- _EXERCISE GOAL_
Reproduce every entry exactly and leave its pictures out.

Collection entries:
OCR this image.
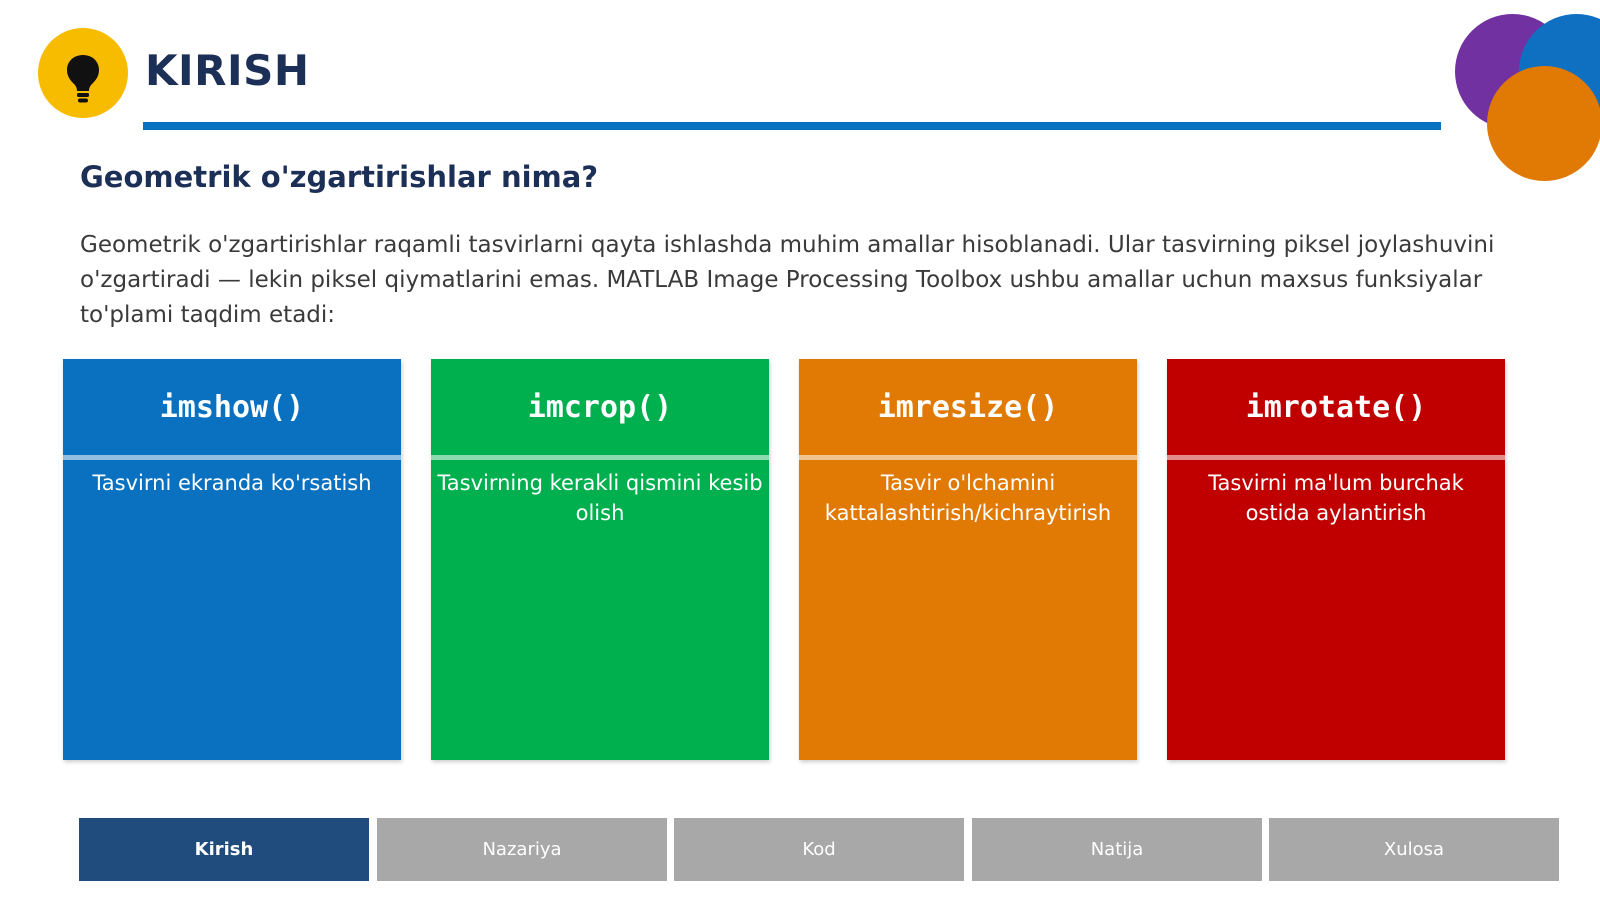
KIRISH
Geometrik o'zgartirishlar nima?
Geometrik o'zgartirishlar raqamli tasvirlarni qayta ishlashda muhim amallar hisoblanadi. Ular tasvirning piksel joylashuvini o'zgartiradi — lekin piksel qiymatlarini emas. MATLAB Image Processing Toolbox ushbu amallar uchun maxsus funksiyalar to'plami taqdim etadi:
imshow()
Tasvirni ekranda ko'rsatish
imcrop()
Tasvirning kerakli qismini kesib olish
imresize()
Tasvir o'lchamini kattalashtirish/kichraytirish
imrotate()
Tasvirni ma'lum burchak ostida aylantirish
Kirish	Nazariya	Kod	Natija	Xulosa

- _RESULT BELOW_
OCR this image.
KIRISH
Geometrik o'zgartirishlar nima?
Geometrik o'zgartirishlar raqamli tasvirlarni qayta ishlashda muhim amallar hisoblanadi. Ular tasvirning piksel joylashuvini o'zgartiradi — lekin piksel qiymatlarini emas. MATLAB Image Processing Toolbox ushbu amallar uchun maxsus funksiyalar to'plami taqdim etadi:
imshow()
Tasvirni ekranda ko'rsatish
imcrop()
Tasvirning kerakli qismini kesib olish
imresize()
Tasvir o'lchamini kattalashtirish/kichraytirish
imrotate()
Tasvirni ma'lum burchak ostida aylantirish
Kirish	Nazariya	Kod	Natija	Xulosa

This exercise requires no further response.